Write out all of the entries exactly as given.

====== Material provided ======

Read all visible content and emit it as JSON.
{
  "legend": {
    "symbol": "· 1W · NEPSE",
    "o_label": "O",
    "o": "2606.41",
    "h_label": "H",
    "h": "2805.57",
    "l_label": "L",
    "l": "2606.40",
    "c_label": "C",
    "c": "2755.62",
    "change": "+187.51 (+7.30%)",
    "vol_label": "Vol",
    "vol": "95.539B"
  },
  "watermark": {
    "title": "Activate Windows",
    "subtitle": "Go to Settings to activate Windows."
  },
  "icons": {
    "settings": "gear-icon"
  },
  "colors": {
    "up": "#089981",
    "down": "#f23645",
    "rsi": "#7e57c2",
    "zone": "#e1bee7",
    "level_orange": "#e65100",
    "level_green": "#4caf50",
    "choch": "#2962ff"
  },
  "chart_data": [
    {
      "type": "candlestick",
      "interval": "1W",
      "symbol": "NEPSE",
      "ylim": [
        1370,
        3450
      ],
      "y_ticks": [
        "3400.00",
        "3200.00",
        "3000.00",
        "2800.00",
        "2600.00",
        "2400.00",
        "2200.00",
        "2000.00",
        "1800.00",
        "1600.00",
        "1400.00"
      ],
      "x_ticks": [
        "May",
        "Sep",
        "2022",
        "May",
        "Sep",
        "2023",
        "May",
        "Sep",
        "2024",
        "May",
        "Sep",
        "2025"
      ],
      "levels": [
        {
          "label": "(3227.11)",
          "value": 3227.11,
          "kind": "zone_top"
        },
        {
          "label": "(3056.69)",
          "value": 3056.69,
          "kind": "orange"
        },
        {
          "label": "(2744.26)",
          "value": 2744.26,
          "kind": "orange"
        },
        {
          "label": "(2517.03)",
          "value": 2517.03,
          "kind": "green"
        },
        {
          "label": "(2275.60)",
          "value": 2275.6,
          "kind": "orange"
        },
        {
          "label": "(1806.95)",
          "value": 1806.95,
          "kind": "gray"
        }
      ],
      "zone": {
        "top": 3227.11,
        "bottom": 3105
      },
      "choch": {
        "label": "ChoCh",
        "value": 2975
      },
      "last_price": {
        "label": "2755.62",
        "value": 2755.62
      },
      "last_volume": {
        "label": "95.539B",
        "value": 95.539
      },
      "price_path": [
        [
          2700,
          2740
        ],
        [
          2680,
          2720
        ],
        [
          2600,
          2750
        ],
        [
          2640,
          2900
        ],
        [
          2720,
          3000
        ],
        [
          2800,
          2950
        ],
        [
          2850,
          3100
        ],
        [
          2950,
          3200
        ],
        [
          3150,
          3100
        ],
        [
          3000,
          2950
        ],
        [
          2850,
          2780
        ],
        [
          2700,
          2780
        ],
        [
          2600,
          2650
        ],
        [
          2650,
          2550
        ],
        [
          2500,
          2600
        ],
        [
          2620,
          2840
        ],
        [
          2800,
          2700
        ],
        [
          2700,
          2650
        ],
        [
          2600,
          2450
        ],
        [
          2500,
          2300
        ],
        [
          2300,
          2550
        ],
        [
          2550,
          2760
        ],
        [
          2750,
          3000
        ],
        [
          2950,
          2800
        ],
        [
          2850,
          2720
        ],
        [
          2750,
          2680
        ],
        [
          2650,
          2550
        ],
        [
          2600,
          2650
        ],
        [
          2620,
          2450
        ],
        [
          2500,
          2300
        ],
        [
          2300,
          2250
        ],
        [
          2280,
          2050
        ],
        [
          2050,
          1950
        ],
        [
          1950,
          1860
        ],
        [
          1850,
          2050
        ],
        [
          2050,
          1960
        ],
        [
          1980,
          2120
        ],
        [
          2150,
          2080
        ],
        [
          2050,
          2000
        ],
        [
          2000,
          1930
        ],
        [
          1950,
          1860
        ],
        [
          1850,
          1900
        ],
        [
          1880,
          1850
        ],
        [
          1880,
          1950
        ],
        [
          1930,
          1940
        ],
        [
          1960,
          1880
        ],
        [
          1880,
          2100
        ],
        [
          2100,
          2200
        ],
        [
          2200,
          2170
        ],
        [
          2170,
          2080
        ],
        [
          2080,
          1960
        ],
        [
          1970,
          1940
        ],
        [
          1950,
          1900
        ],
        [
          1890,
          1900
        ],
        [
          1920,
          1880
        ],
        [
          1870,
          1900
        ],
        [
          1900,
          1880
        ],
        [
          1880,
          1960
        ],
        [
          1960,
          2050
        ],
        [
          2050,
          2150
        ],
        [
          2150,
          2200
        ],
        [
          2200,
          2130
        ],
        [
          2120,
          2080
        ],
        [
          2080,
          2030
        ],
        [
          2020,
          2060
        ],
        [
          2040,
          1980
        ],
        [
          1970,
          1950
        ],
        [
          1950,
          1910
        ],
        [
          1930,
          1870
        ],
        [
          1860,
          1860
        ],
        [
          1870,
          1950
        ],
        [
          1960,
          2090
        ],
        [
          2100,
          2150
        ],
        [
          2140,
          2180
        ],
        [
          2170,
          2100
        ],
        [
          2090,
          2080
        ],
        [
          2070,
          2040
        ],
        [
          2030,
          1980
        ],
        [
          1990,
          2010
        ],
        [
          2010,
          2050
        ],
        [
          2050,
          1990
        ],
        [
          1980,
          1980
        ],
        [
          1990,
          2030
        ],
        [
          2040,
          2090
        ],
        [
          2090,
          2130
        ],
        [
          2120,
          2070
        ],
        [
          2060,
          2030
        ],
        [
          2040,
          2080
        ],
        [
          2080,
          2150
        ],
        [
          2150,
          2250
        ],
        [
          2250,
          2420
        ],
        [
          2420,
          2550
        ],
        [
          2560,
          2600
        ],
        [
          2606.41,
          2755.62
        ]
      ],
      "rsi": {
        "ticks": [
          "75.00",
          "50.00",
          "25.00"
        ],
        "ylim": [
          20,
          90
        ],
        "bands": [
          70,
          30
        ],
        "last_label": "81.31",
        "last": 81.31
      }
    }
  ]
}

======

**Exercise solution:**
Read all visible content and emit it as JSON.
{
  "legend": {
    "symbol": "· 1W · NEPSE",
    "o_label": "O",
    "o": "2606.41",
    "h_label": "H",
    "h": "2805.57",
    "l_label": "L",
    "l": "2606.40",
    "c_label": "C",
    "c": "2755.62",
    "change": "+187.51 (+7.30%)",
    "vol_label": "Vol",
    "vol": "95.539B"
  },
  "watermark": {
    "title": "Activate Windows",
    "subtitle": "Go to Settings to activate Windows."
  },
  "icons": {
    "settings": "gear-icon"
  },
  "colors": {
    "up": "#089981",
    "down": "#f23645",
    "rsi": "#7e57c2",
    "zone": "#e1bee7",
    "level_orange": "#e65100",
    "level_green": "#4caf50",
    "choch": "#2962ff"
  },
  "chart_data": [
    {
      "type": "candlestick",
      "interval": "1W",
      "symbol": "NEPSE",
      "ylim": [
        1370,
        3450
      ],
      "y_ticks": [
        "3400.00",
        "3200.00",
        "3000.00",
        "2800.00",
        "2600.00",
        "2400.00",
        "2200.00",
        "2000.00",
        "1800.00",
        "1600.00",
        "1400.00"
      ],
      "x_ticks": [
        "May",
        "Sep",
        "2022",
        "May",
        "Sep",
        "2023",
        "May",
        "Sep",
        "2024",
        "May",
        "Sep",
        "2025"
      ],
      "levels": [
        {
          "label": "(3227.11)",
          "value": 3227.11,
          "kind": "zone_top"
        },
        {
          "label": "(3056.69)",
          "value": 3056.69,
          "kind": "orange"
        },
        {
          "label": "(2744.26)",
          "value": 2744.26,
          "kind": "orange"
        },
        {
          "label": "(2517.03)",
          "value": 2517.03,
          "kind": "green"
        },
        {
          "label": "(2275.60)",
          "value": 2275.6,
          "kind": "orange"
        },
        {
          "label": "(1806.95)",
          "value": 1806.95,
          "kind": "gray"
        }
      ],
      "zone": {
        "top": 3227.11,
        "bottom": 3105
      },
      "choch": {
        "label": "ChoCh",
        "value": 2975
      },
      "last_price": {
        "label": "2755.62",
        "value": 2755.62
      },
      "last_volume": {
        "label": "95.539B",
        "value": 95.539
      },
      "price_path": [
        [
          2700,
          2740
        ],
        [
          2680,
          2720
        ],
        [
          2600,
          2750
        ],
        [
          2640,
          2900
        ],
        [
          2720,
          3000
        ],
        [
          2800,
          2950
        ],
        [
          2850,
          3100
        ],
        [
          2950,
          3200
        ],
        [
          3150,
          3100
        ],
        [
          3000,
          2950
        ],
        [
          2850,
          2780
        ],
        [
          2700,
          2780
        ],
        [
          2600,
          2650
        ],
        [
          2650,
          2550
        ],
        [
          2500,
          2600
        ],
        [
          2620,
          2840
        ],
        [
          2800,
          2700
        ],
        [
          2700,
          2650
        ],
        [
          2600,
          2450
        ],
        [
          2500,
          2300
        ],
        [
          2300,
          2550
        ],
        [
          2550,
          2760
        ],
        [
          2750,
          3000
        ],
        [
          2950,
          2800
        ],
        [
          2850,
          2720
        ],
        [
          2750,
          2680
        ],
        [
          2650,
          2550
        ],
        [
          2600,
          2650
        ],
        [
          2620,
          2450
        ],
        [
          2500,
          2300
        ],
        [
          2300,
          2250
        ],
        [
          2280,
          2050
        ],
        [
          2050,
          1950
        ],
        [
          1950,
          1860
        ],
        [
          1850,
          2050
        ],
        [
          2050,
          1960
        ],
        [
          1980,
          2120
        ],
        [
          2150,
          2080
        ],
        [
          2050,
          2000
        ],
        [
          2000,
          1930
        ],
        [
          1950,
          1860
        ],
        [
          1850,
          1900
        ],
        [
          1880,
          1850
        ],
        [
          1880,
          1950
        ],
        [
          1930,
          1940
        ],
        [
          1960,
          1880
        ],
        [
          1880,
          2100
        ],
        [
          2100,
          2200
        ],
        [
          2200,
          2170
        ],
        [
          2170,
          2080
        ],
        [
          2080,
          1960
        ],
        [
          1970,
          1940
        ],
        [
          1950,
          1900
        ],
        [
          1890,
          1900
        ],
        [
          1920,
          1880
        ],
        [
          1870,
          1900
        ],
        [
          1900,
          1880
        ],
        [
          1880,
          1960
        ],
        [
          1960,
          2050
        ],
        [
          2050,
          2150
        ],
        [
          2150,
          2200
        ],
        [
          2200,
          2130
        ],
        [
          2120,
          2080
        ],
        [
          2080,
          2030
        ],
        [
          2020,
          2060
        ],
        [
          2040,
          1980
        ],
        [
          1970,
          1950
        ],
        [
          1950,
          1910
        ],
        [
          1930,
          1870
        ],
        [
          1860,
          1860
        ],
        [
          1870,
          1950
        ],
        [
          1960,
          2090
        ],
        [
          2100,
          2150
        ],
        [
          2140,
          2180
        ],
        [
          2170,
          2100
        ],
        [
          2090,
          2080
        ],
        [
          2070,
          2040
        ],
        [
          2030,
          1980
        ],
        [
          1990,
          2010
        ],
        [
          2010,
          2050
        ],
        [
          2050,
          1990
        ],
        [
          1980,
          1980
        ],
        [
          1990,
          2030
        ],
        [
          2040,
          2090
        ],
        [
          2090,
          2130
        ],
        [
          2120,
          2070
        ],
        [
          2060,
          2030
        ],
        [
          2040,
          2080
        ],
        [
          2080,
          2150
        ],
        [
          2150,
          2250
        ],
        [
          2250,
          2420
        ],
        [
          2420,
          2550
        ],
        [
          2560,
          2600
        ],
        [
          2606.41,
          2755.62
        ]
      ],
      "rsi": {
        "ticks": [
          "75.00",
          "50.00",
          "25.00"
        ],
        "ylim": [
          20,
          90
        ],
        "bands": [
          70,
          30
        ],
        "last_label": "81.31",
        "last": 81.31
      }
    }
  ]
}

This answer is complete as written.